RECORDED INFORMATION:
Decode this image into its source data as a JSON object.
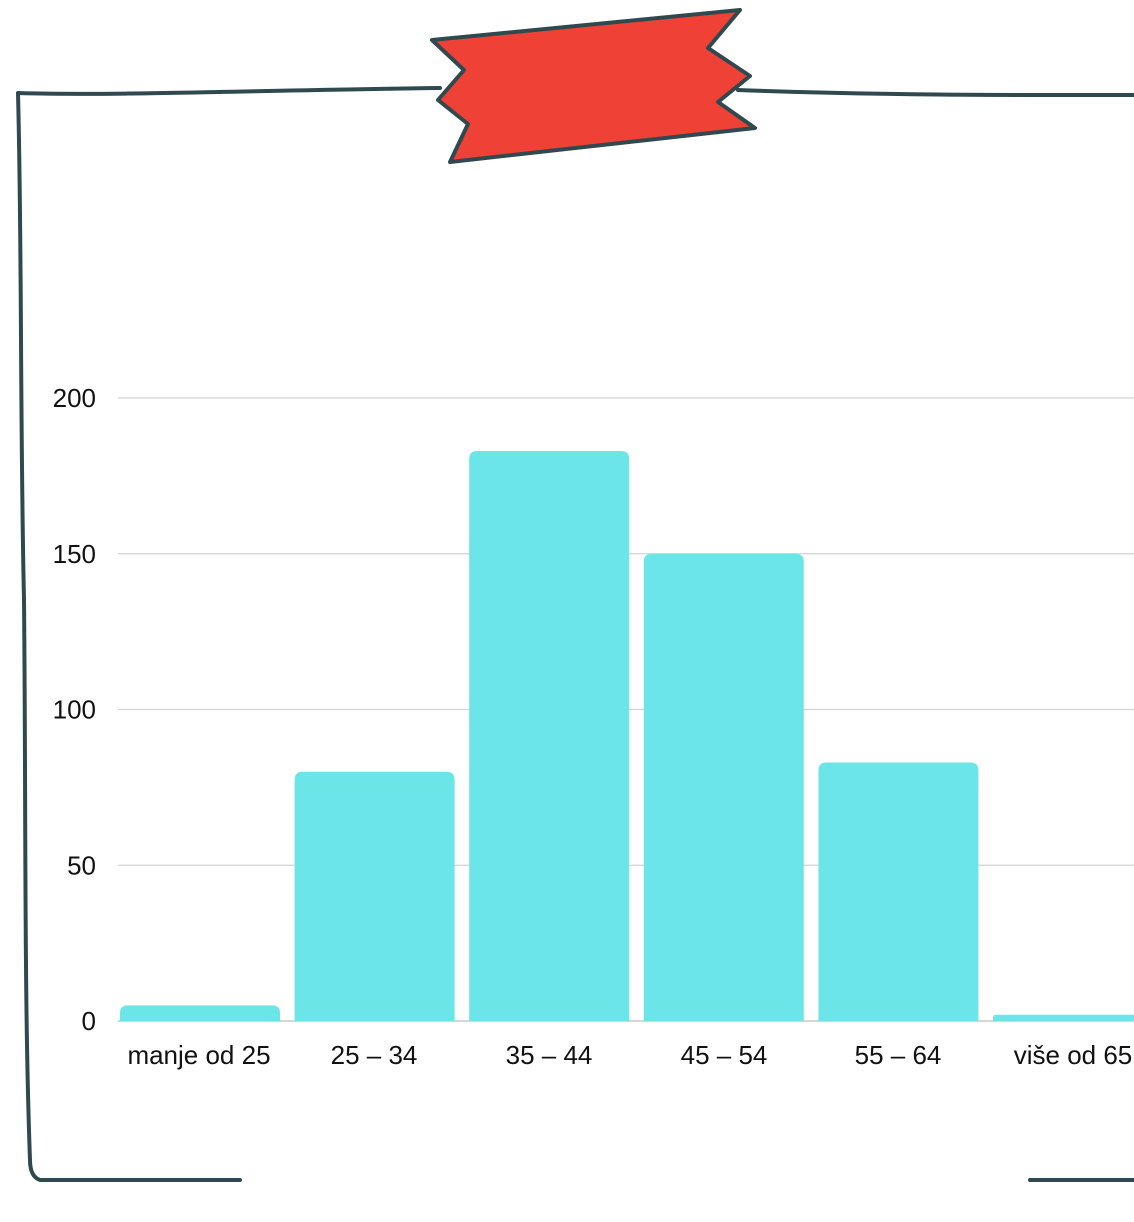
{
  "colors": {
    "bar": "#6ce5e8",
    "frame": "#2f4a4f",
    "tape": "#ef4136",
    "grid": "#d3d3d3",
    "axis_text": "#111111"
  },
  "chart_data": {
    "type": "bar",
    "categories": [
      "manje od 25",
      "25 – 34",
      "35 – 44",
      "45 – 54",
      "55 – 64",
      "više od 65"
    ],
    "values": [
      5,
      80,
      183,
      150,
      83,
      2
    ],
    "ylim": [
      0,
      200
    ],
    "yticks": [
      0,
      50,
      100,
      150,
      200
    ],
    "ytick_labels": [
      "0",
      "50",
      "100",
      "150",
      "200"
    ],
    "grid": true,
    "title": "",
    "xlabel": "",
    "ylabel": ""
  },
  "decor": {
    "frame_icon": "hand-drawn-frame",
    "tape_icon": "red-tape-banner"
  }
}
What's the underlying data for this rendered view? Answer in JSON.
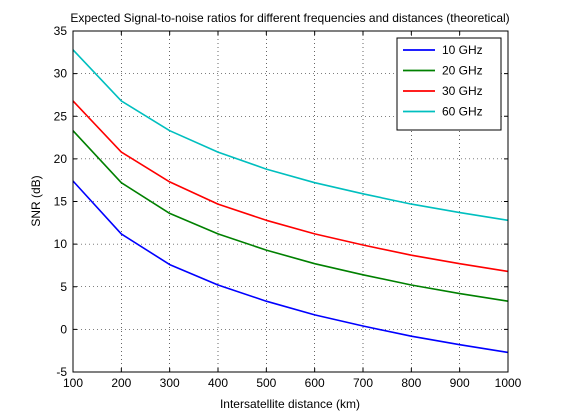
{
  "chart_data": {
    "type": "line",
    "title": "Expected Signal-to-noise ratios for different frequencies and distances (theoretical)",
    "xlabel": "Intersatellite distance (km)",
    "ylabel": "SNR (dB)",
    "xlim": [
      100,
      1000
    ],
    "ylim": [
      -5,
      35
    ],
    "xticks": [
      100,
      200,
      300,
      400,
      500,
      600,
      700,
      800,
      900,
      1000
    ],
    "yticks": [
      -5,
      0,
      5,
      10,
      15,
      20,
      25,
      30,
      35
    ],
    "grid": true,
    "legend_position": "top-right",
    "x": [
      100,
      200,
      300,
      400,
      500,
      600,
      700,
      800,
      900,
      1000
    ],
    "series": [
      {
        "name": "10 GHz",
        "color": "#0000ff",
        "values": [
          17.4,
          11.2,
          7.6,
          5.2,
          3.3,
          1.7,
          0.4,
          -0.8,
          -1.8,
          -2.7
        ]
      },
      {
        "name": "20 GHz",
        "color": "#008000",
        "values": [
          23.3,
          17.2,
          13.6,
          11.2,
          9.3,
          7.7,
          6.4,
          5.2,
          4.2,
          3.3
        ]
      },
      {
        "name": "30 GHz",
        "color": "#ff0000",
        "values": [
          26.8,
          20.8,
          17.3,
          14.7,
          12.8,
          11.2,
          9.9,
          8.7,
          7.7,
          6.8
        ]
      },
      {
        "name": "60 GHz",
        "color": "#00bfbf",
        "values": [
          32.8,
          26.8,
          23.3,
          20.8,
          18.8,
          17.2,
          15.9,
          14.7,
          13.7,
          12.8
        ]
      }
    ]
  }
}
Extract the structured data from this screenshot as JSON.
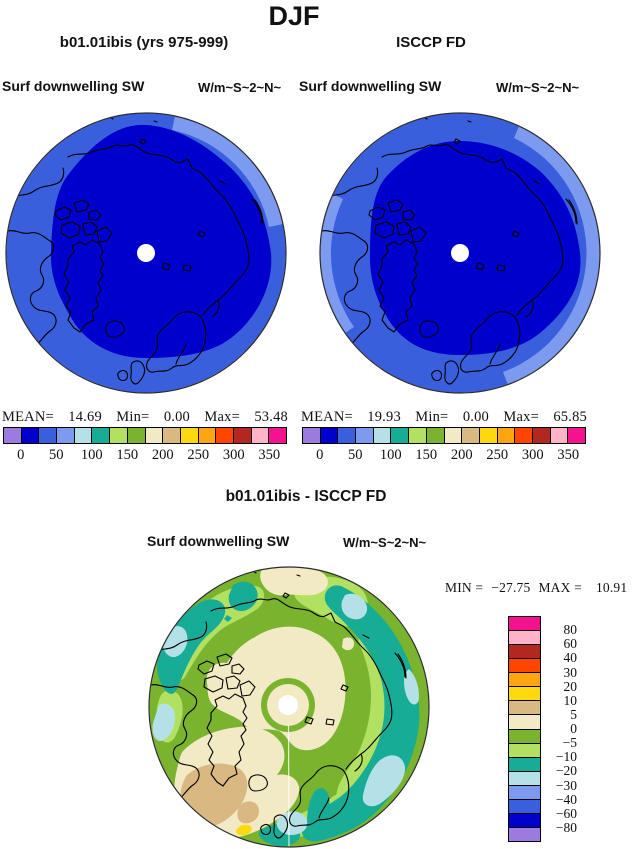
{
  "header": {
    "season_title": "DJF",
    "panel_left_title": "b01.01ibis (yrs 975-999)",
    "panel_right_title": "ISCCP FD",
    "diff_title": "b01.01ibis - ISCCP FD",
    "variable_label": "Surf downwelling SW",
    "units_label": "W/m~S~2~N~"
  },
  "palette": [
    "#9B7BE0",
    "#0000CC",
    "#3A5FDD",
    "#7C9BF0",
    "#B4E1E7",
    "#17AC96",
    "#B2E161",
    "#7AB32E",
    "#F2EAC4",
    "#D9B981",
    "#FFD90F",
    "#FFA512",
    "#FF4500",
    "#B2281E",
    "#FFB3C8",
    "#F5128F"
  ],
  "stats_left": {
    "mean_label": "MEAN=",
    "mean": "14.69",
    "min_label": "Min=",
    "min": "0.00",
    "max_label": "Max=",
    "max": "53.48"
  },
  "stats_right": {
    "mean_label": "MEAN=",
    "mean": "19.93",
    "min_label": "Min=",
    "min": "0.00",
    "max_label": "Max=",
    "max": "65.85"
  },
  "stats_diff": {
    "min_label": "MIN =",
    "min": "−27.75",
    "max_label": "MAX =",
    "max": "10.91"
  },
  "colorbar_h": {
    "orientation": "horizontal",
    "reversed": false,
    "tick_labels": [
      "0",
      "50",
      "100",
      "150",
      "200",
      "250",
      "300",
      "350"
    ],
    "tick_boundaries": [
      1,
      3,
      5,
      7,
      9,
      11,
      13,
      15
    ]
  },
  "colorbar_v": {
    "orientation": "vertical",
    "reversed": true,
    "tick_labels": [
      "80",
      "60",
      "40",
      "30",
      "20",
      "10",
      "5",
      "0",
      "−5",
      "−10",
      "−20",
      "−30",
      "−40",
      "−60",
      "−80"
    ],
    "tick_boundaries": [
      1,
      2,
      3,
      4,
      5,
      6,
      7,
      8,
      9,
      10,
      11,
      12,
      13,
      14,
      15
    ]
  },
  "chart_data": [
    {
      "type": "heatmap",
      "panel": "model",
      "season": "DJF",
      "title": "b01.01ibis (yrs 975-999)",
      "variable": "Surf downwelling SW",
      "units": "W/m~S~2~N~",
      "projection": "north polar stereographic",
      "stats": {
        "mean": 14.69,
        "min": 0.0,
        "max": 53.48
      },
      "contour_levels": [
        0,
        25,
        50,
        75,
        100,
        125,
        150,
        175,
        200,
        225,
        250,
        275,
        300,
        325,
        350
      ],
      "labeled_levels": [
        0,
        50,
        100,
        150,
        200,
        250,
        300,
        350
      ],
      "legend_position": "bottom",
      "field_regions": [
        {
          "range": "0-25",
          "color": "#0000CC",
          "where": "central Arctic cap (polar night), most of disk"
        },
        {
          "range": "25-50",
          "color": "#3A5FDD",
          "where": "outer annulus toward lower latitudes"
        },
        {
          "range": "50-75",
          "color": "#7C9BF0",
          "where": "thin sliver on the northeast rim"
        }
      ]
    },
    {
      "type": "heatmap",
      "panel": "observation",
      "season": "DJF",
      "title": "ISCCP FD",
      "variable": "Surf downwelling SW",
      "units": "W/m~S~2~N~",
      "projection": "north polar stereographic",
      "stats": {
        "mean": 19.93,
        "min": 0.0,
        "max": 65.85
      },
      "contour_levels": [
        0,
        25,
        50,
        75,
        100,
        125,
        150,
        175,
        200,
        225,
        250,
        275,
        300,
        325,
        350
      ],
      "labeled_levels": [
        0,
        50,
        100,
        150,
        200,
        250,
        300,
        350
      ],
      "legend_position": "bottom",
      "field_regions": [
        {
          "range": "0-25",
          "color": "#0000CC",
          "where": "central Arctic cap, slightly smaller than model"
        },
        {
          "range": "25-50",
          "color": "#3A5FDD",
          "where": "outer annulus, wider than model"
        },
        {
          "range": "50-75",
          "color": "#7C9BF0",
          "where": "band along east rim and patch on west rim"
        }
      ]
    },
    {
      "type": "heatmap",
      "panel": "difference",
      "season": "DJF",
      "title": "b01.01ibis - ISCCP FD",
      "variable": "Surf downwelling SW",
      "units": "W/m~S~2~N~",
      "projection": "north polar stereographic",
      "stats": {
        "min": -27.75,
        "max": 10.91
      },
      "contour_levels": [
        -80,
        -60,
        -40,
        -30,
        -20,
        -10,
        -5,
        0,
        5,
        10,
        20,
        30,
        40,
        60,
        80
      ],
      "legend_position": "right",
      "field_regions": [
        {
          "range": "-5-0",
          "color": "#7AB32E",
          "where": "dominant background over most of the disk"
        },
        {
          "range": "0-5",
          "color": "#F2EAC4",
          "where": "central Arctic ring around pole, top-center patch, large bottom-left sector"
        },
        {
          "range": "5-10",
          "color": "#D9B981",
          "where": "bottom-left (North Atlantic sector)"
        },
        {
          "range": "10-20",
          "color": "#FFD90F",
          "where": "tiny spot near bottom-left rim"
        },
        {
          "range": "-10--5",
          "color": "#B2E161",
          "where": "transitional bands along upper and right rim"
        },
        {
          "range": "-20--10",
          "color": "#17AC96",
          "where": "broad bands along left, upper-right, right and bottom rim; Baltic"
        },
        {
          "range": "-30--20",
          "color": "#B4E1E7",
          "where": "patches embedded in the rim bands"
        }
      ]
    }
  ]
}
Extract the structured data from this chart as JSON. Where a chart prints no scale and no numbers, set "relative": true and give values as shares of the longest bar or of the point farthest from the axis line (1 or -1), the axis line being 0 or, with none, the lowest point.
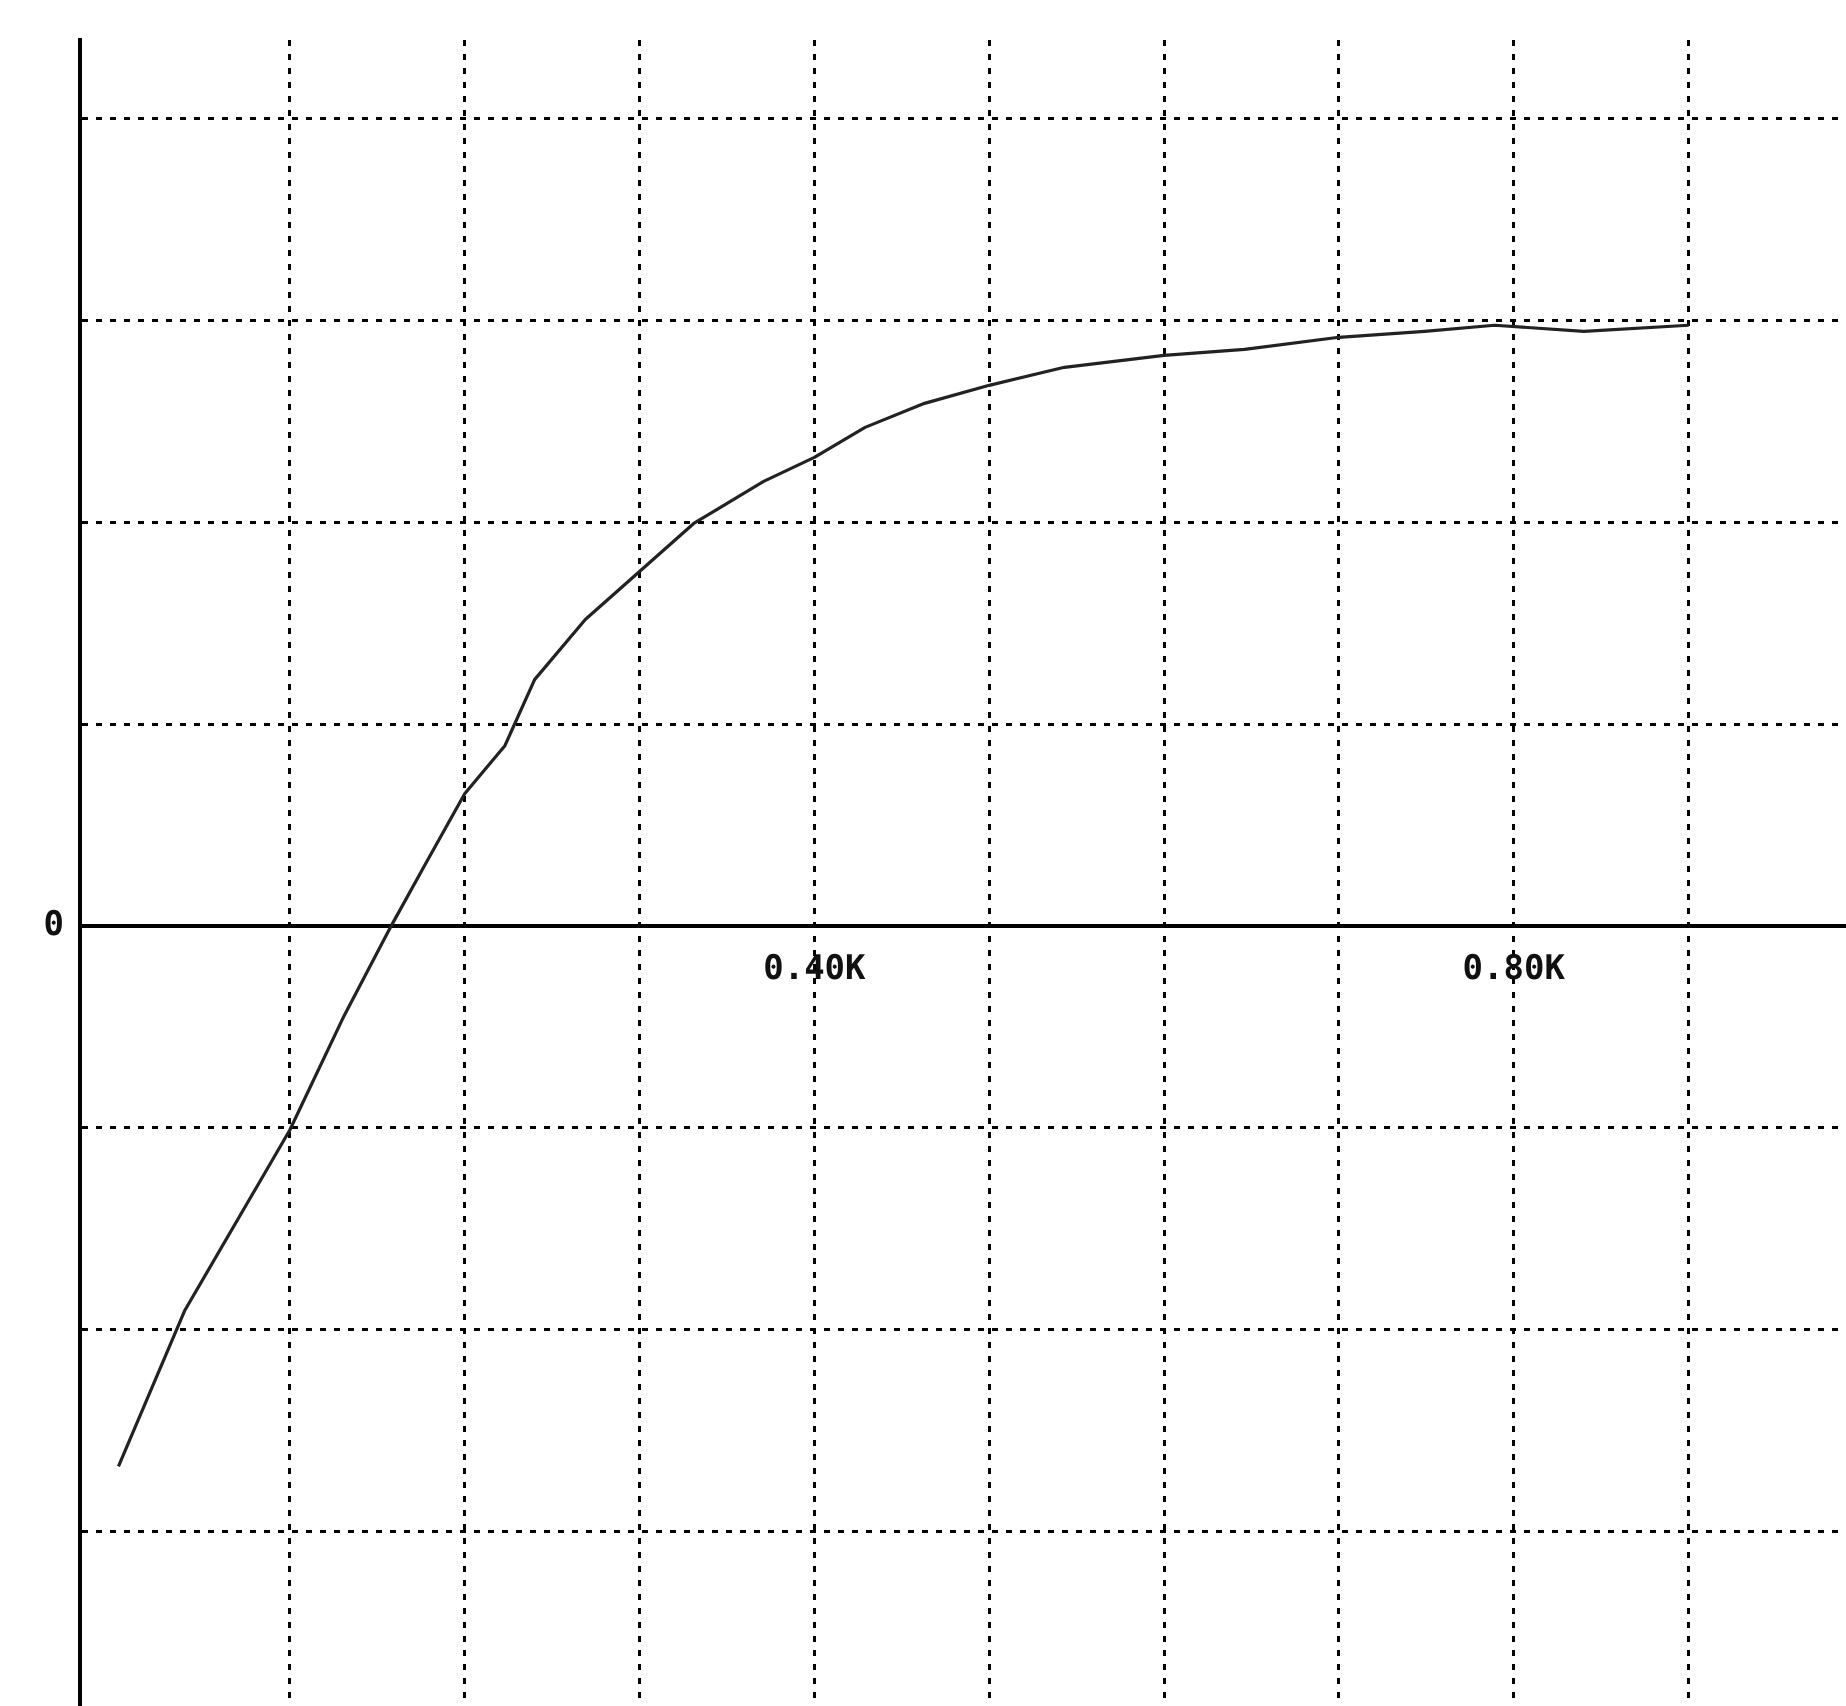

THE EXERCISE:
Reproduce each line from the records that contains the word "frame".

EXERCISE OUTPUT:
    "frame": "#2f4a4f",
    "frame_icon": "hand-drawn-frame",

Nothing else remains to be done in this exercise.